### Problem to work on:
Gather all lines from the material that contain "czerwca".
▬▬▬▬▬▬
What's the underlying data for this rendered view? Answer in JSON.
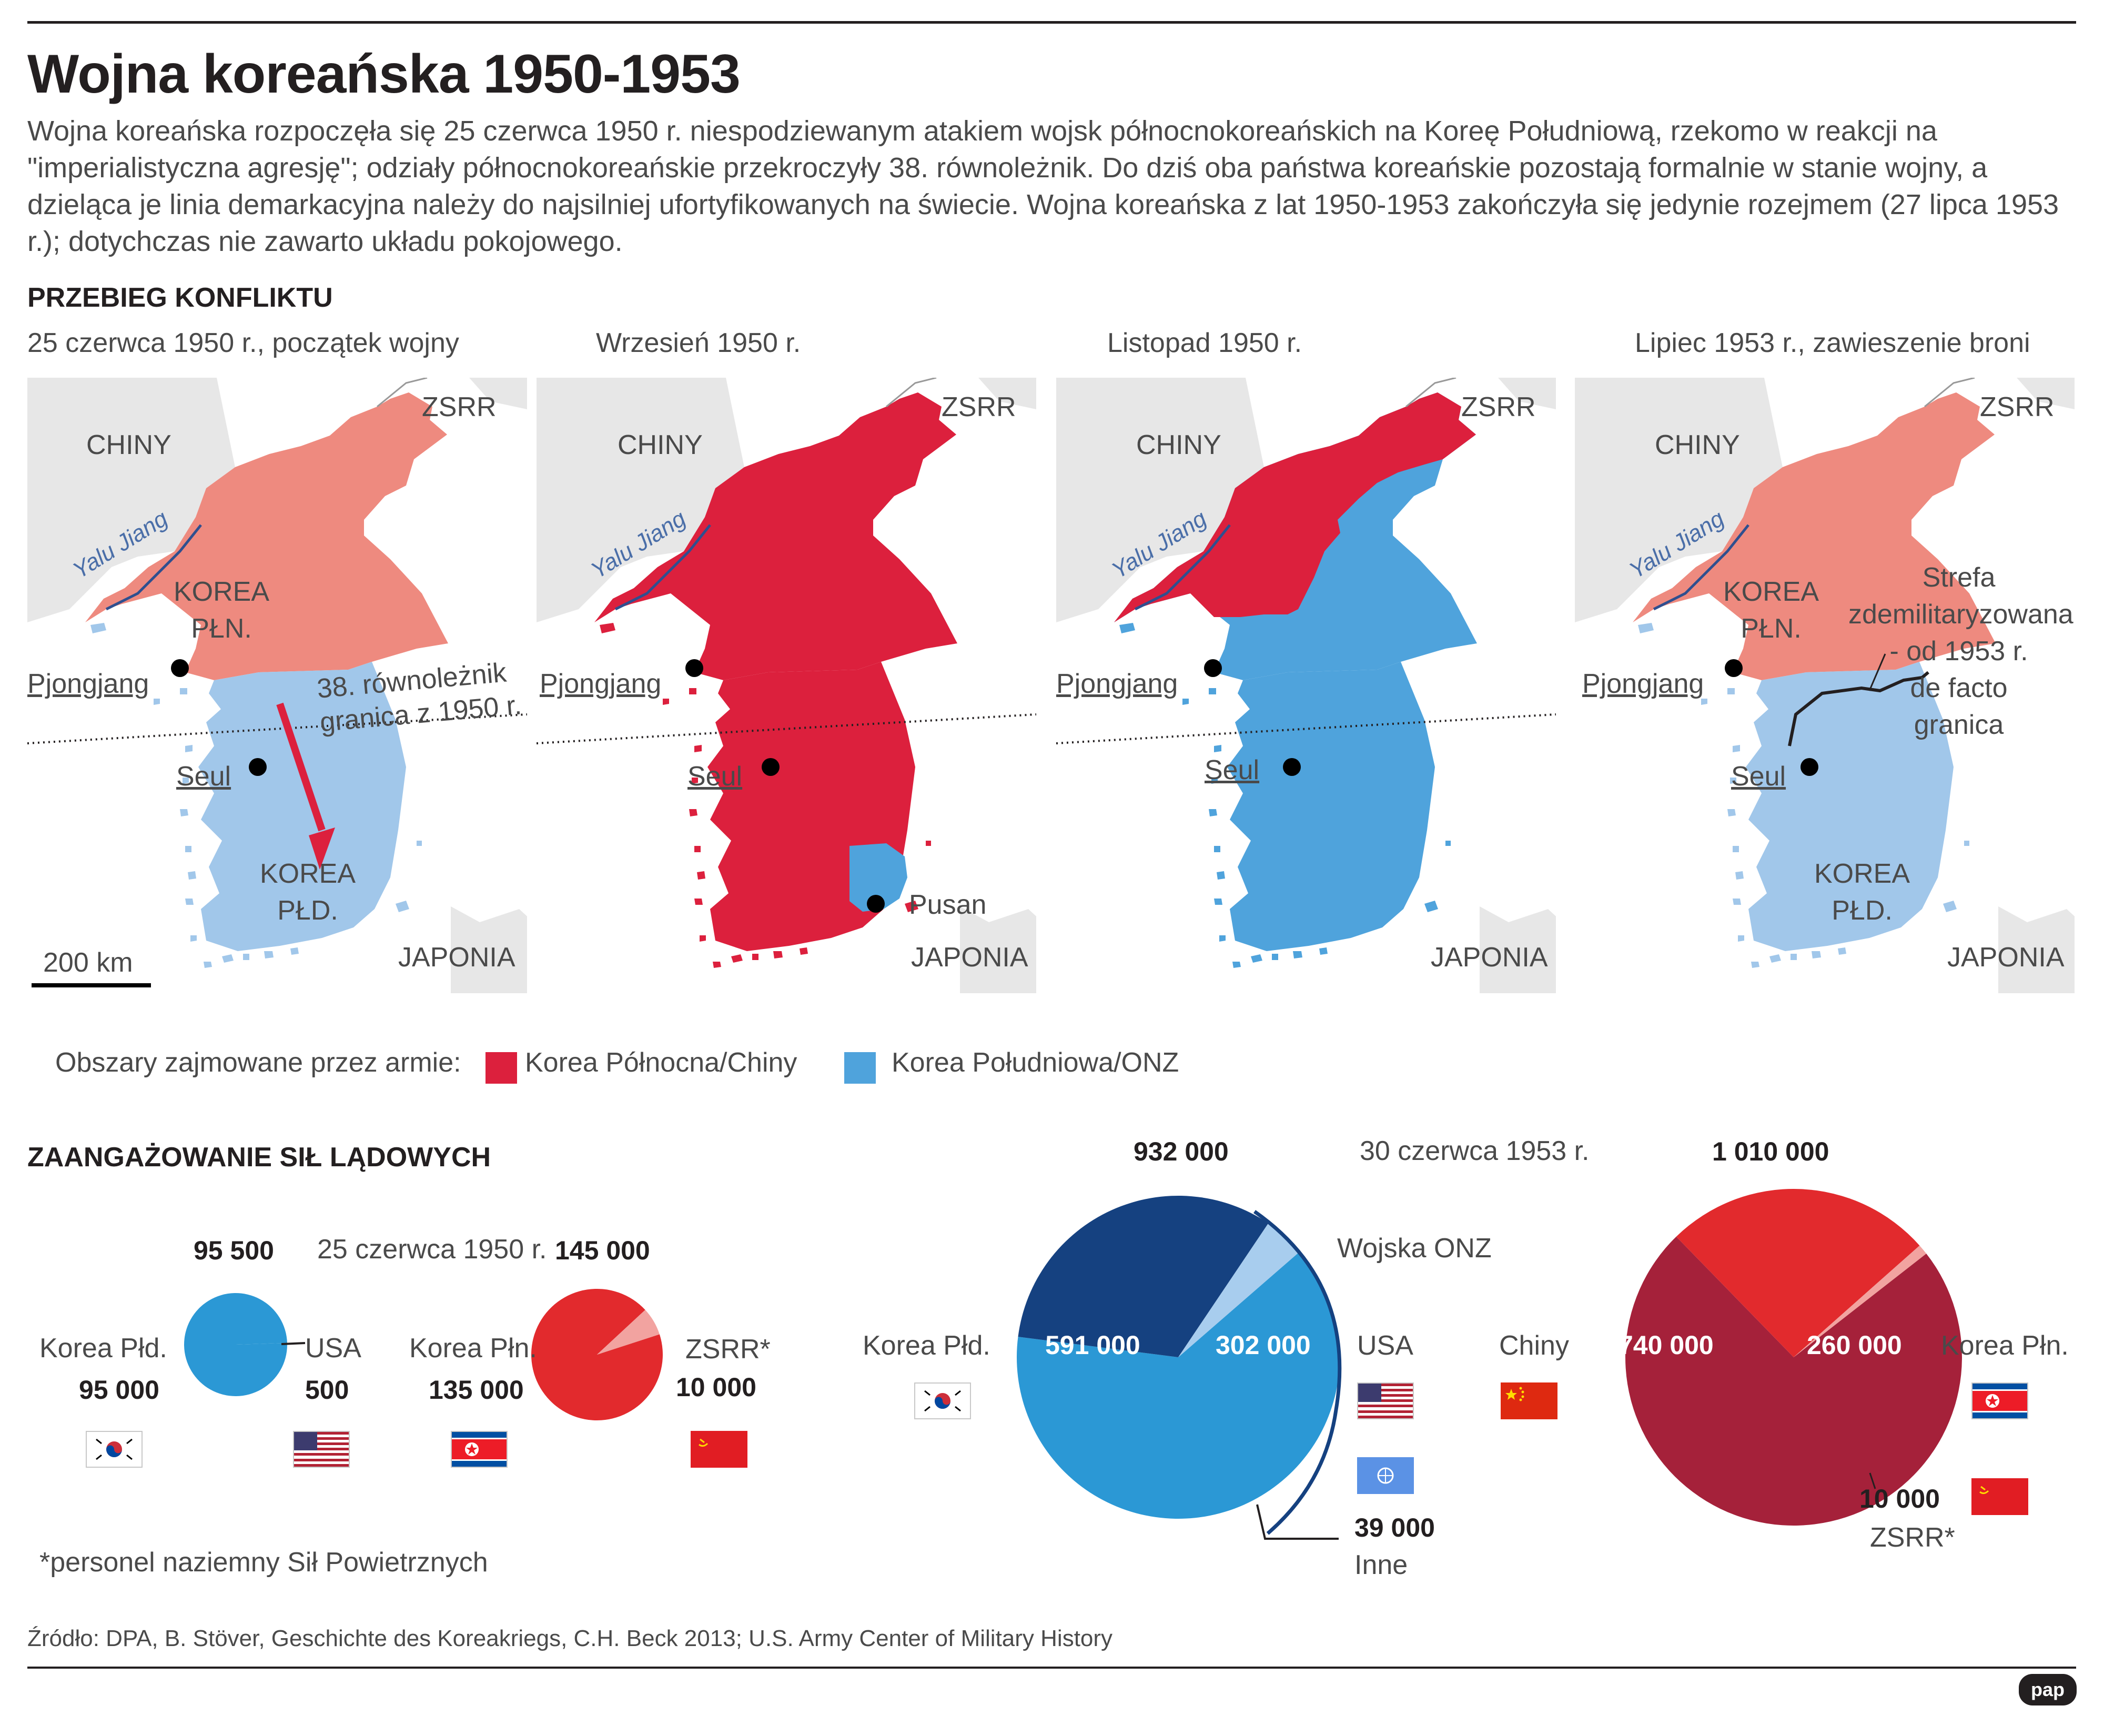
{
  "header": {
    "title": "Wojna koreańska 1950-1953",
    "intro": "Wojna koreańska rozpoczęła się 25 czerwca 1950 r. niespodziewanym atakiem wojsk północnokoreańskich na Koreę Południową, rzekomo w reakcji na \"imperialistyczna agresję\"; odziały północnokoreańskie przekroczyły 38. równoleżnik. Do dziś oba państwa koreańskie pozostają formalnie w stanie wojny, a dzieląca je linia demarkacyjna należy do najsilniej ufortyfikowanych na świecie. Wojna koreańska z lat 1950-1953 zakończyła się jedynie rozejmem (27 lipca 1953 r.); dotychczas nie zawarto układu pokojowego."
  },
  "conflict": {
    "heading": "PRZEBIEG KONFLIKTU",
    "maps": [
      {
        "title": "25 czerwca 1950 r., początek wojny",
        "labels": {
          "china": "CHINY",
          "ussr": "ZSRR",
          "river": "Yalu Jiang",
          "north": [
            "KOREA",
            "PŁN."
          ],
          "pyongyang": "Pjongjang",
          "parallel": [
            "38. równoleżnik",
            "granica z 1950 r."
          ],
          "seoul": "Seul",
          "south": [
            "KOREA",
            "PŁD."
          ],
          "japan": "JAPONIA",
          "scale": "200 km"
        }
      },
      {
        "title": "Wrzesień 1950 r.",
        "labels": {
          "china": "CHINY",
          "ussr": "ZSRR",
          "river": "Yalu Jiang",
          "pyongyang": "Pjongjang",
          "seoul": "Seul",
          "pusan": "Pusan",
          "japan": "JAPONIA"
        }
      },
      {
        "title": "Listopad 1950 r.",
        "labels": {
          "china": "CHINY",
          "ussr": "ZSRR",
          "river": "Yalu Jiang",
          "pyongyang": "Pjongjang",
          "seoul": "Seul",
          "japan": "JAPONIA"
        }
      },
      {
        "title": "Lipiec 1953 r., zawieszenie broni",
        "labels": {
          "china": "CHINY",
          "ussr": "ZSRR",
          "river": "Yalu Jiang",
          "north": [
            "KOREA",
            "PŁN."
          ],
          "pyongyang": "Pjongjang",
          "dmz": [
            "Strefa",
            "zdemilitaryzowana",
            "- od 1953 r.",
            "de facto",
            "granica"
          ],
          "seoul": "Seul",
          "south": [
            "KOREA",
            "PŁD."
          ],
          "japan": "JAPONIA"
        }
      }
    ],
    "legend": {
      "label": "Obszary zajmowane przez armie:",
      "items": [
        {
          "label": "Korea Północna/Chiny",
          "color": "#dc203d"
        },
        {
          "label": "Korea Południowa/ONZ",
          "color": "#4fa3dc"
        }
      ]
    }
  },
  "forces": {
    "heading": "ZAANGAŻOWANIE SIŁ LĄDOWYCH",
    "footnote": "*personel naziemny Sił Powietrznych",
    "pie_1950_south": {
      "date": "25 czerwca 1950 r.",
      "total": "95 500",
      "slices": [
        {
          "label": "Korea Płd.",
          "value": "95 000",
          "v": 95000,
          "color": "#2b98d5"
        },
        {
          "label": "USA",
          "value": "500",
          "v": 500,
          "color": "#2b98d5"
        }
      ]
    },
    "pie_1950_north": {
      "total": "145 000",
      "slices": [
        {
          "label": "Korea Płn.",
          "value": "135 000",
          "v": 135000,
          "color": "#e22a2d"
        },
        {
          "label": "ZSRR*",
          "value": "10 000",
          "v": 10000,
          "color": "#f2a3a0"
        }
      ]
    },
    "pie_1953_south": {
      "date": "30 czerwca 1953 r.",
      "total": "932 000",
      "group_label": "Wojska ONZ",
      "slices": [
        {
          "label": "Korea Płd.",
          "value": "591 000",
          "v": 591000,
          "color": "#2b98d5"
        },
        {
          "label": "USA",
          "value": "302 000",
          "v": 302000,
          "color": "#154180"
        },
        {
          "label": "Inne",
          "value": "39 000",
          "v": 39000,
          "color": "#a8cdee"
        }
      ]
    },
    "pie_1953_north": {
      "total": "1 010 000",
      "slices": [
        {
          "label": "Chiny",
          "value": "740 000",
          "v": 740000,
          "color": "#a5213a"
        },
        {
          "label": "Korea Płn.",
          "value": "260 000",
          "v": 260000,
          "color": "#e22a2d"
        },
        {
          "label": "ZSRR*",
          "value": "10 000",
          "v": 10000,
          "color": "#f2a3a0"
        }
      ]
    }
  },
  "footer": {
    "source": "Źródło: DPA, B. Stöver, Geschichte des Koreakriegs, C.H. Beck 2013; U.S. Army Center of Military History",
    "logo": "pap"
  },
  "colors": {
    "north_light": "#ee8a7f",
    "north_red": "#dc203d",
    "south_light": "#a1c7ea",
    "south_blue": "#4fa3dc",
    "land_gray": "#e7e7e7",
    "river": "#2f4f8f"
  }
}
▬▬▬▬▬▬
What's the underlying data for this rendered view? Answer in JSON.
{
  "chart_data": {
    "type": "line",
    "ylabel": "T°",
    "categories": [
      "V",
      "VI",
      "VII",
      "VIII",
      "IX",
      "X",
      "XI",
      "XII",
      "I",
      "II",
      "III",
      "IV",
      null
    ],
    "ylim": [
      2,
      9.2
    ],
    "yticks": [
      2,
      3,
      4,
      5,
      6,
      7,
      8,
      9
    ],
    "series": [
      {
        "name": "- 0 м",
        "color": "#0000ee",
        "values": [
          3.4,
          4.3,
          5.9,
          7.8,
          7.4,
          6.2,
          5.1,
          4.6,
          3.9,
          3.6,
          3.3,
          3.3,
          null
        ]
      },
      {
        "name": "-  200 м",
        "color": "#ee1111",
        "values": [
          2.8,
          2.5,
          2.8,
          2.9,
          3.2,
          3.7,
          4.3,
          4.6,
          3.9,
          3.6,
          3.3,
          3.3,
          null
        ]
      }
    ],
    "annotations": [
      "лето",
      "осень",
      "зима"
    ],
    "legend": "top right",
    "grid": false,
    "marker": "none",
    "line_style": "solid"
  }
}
▬▬▬▬▬▬
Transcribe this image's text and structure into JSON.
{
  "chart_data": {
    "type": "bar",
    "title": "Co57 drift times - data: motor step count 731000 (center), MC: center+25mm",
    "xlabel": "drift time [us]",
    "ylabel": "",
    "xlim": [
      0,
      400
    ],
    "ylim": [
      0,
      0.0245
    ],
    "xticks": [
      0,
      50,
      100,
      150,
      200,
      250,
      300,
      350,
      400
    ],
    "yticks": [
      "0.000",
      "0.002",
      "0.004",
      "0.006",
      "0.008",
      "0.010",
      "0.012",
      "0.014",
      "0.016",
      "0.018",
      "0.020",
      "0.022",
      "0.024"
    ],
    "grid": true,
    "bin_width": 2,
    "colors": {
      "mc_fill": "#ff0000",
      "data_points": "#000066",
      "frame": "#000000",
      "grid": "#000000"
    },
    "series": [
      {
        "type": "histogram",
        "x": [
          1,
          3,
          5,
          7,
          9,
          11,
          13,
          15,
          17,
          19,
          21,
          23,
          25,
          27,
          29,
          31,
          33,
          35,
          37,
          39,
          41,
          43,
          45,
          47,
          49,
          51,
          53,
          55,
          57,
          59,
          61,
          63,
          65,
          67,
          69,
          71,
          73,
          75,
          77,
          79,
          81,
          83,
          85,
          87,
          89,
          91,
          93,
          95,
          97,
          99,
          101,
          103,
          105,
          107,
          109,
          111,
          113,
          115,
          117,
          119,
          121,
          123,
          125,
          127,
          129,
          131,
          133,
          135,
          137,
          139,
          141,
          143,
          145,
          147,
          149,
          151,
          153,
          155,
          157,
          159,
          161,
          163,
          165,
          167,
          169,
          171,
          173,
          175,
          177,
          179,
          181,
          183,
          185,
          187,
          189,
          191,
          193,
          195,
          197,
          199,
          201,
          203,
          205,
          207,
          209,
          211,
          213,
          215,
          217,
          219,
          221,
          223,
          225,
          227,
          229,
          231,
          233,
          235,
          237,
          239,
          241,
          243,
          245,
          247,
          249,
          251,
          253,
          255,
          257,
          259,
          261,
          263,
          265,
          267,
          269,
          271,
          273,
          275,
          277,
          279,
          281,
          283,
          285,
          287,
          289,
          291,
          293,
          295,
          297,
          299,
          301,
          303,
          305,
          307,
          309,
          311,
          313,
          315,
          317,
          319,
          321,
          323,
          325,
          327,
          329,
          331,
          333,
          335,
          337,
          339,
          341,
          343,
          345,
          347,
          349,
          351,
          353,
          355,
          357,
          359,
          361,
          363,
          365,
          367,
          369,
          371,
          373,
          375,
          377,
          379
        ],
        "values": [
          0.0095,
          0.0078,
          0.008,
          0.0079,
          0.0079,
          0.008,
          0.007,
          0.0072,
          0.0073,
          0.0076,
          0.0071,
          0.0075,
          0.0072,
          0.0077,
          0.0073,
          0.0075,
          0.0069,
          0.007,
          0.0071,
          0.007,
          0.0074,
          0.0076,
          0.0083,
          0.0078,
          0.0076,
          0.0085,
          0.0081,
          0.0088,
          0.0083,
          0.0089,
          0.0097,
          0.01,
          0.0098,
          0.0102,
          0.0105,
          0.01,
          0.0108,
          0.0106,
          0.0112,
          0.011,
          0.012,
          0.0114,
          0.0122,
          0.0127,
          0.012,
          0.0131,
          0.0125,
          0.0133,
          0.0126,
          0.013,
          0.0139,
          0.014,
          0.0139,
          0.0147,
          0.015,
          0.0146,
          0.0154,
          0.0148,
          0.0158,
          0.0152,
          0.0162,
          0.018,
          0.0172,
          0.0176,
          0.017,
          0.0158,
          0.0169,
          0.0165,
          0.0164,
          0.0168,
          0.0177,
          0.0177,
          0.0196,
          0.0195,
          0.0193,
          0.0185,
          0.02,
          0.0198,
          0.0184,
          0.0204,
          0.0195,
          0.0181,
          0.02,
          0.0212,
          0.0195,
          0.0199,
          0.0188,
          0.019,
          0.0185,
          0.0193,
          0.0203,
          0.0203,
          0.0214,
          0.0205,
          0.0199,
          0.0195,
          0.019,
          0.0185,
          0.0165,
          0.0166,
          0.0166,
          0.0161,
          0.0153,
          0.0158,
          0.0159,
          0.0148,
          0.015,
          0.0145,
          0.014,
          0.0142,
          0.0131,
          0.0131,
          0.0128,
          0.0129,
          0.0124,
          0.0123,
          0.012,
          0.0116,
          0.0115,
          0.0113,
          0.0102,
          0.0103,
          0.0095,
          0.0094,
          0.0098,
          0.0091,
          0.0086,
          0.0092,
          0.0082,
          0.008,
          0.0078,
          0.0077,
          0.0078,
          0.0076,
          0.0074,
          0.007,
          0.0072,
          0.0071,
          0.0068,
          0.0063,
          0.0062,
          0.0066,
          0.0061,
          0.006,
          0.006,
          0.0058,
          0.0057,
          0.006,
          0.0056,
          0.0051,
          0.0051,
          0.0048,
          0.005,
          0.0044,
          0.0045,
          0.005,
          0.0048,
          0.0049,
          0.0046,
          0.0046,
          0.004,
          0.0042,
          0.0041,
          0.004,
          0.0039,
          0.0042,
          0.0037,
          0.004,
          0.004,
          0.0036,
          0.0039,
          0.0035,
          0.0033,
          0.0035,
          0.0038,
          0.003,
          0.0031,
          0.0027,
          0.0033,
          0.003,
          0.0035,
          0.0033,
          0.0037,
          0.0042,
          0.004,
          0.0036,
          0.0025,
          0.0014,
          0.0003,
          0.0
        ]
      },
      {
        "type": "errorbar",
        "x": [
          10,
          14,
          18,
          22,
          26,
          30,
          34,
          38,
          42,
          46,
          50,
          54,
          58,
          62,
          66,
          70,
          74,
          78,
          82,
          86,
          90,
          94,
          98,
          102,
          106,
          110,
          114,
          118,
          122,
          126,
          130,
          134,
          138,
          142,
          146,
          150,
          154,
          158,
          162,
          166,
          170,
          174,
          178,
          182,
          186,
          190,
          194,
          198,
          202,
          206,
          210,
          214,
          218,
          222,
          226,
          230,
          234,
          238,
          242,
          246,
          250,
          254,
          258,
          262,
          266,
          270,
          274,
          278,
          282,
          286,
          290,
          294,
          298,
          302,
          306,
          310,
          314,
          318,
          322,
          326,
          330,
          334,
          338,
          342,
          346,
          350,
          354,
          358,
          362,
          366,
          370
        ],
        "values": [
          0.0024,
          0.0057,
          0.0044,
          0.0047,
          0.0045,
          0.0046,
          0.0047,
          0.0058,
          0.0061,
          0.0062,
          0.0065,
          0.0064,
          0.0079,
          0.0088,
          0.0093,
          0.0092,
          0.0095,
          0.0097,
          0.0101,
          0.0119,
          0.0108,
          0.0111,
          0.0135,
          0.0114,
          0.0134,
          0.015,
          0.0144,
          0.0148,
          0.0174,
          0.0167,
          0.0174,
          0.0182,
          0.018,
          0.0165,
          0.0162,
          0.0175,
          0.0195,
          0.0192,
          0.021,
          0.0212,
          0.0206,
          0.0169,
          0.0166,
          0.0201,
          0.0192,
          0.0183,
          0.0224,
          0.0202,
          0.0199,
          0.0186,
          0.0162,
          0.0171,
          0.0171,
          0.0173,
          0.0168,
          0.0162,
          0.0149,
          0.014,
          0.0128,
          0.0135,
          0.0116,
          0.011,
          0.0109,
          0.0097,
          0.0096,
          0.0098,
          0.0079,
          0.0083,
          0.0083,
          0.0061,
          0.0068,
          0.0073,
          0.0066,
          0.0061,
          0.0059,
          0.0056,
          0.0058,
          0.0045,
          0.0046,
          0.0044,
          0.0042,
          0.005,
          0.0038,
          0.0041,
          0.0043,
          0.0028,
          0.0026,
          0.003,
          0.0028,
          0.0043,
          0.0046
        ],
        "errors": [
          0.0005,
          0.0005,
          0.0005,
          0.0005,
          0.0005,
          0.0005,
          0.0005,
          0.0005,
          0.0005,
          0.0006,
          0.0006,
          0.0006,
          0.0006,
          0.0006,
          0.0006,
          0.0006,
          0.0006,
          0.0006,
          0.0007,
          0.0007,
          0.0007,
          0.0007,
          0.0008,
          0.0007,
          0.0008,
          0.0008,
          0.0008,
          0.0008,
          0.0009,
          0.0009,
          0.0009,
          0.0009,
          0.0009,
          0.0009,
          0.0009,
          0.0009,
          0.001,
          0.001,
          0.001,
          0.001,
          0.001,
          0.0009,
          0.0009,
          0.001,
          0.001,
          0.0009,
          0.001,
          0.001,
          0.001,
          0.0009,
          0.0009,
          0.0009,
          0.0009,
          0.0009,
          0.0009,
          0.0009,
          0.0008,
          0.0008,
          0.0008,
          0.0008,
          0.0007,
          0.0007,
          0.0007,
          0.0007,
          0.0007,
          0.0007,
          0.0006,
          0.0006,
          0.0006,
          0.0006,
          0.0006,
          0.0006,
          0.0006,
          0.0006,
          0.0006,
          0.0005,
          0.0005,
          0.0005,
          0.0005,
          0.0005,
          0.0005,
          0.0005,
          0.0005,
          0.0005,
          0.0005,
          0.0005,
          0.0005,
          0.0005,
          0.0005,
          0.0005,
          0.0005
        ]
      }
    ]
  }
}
▬▬▬▬▬▬
### Correct result:
    "intro": "Wojna koreańska rozpoczęła się 25 czerwca 1950 r. niespodziewanym atakiem wojsk północnokoreańskich na Koreę Południową, rzekomo w reakcji na \"imperialistyczna agresję\"; odziały północnokoreańskie przekroczyły 38. równoleżnik. Do dziś oba państwa koreańskie pozostają formalnie w stanie wojny, a dzieląca je linia demarkacyjna należy do najsilniej ufortyfikowanych na świecie. Wojna koreańska z lat 1950-1953 zakończyła się jedynie rozejmem (27 lipca 1953 r.); dotychczas nie zawarto układu pokojowego."
        "title": "25 czerwca 1950 r., początek wojny",
      "date": "25 czerwca 1950 r.",
      "date": "30 czerwca 1953 r.",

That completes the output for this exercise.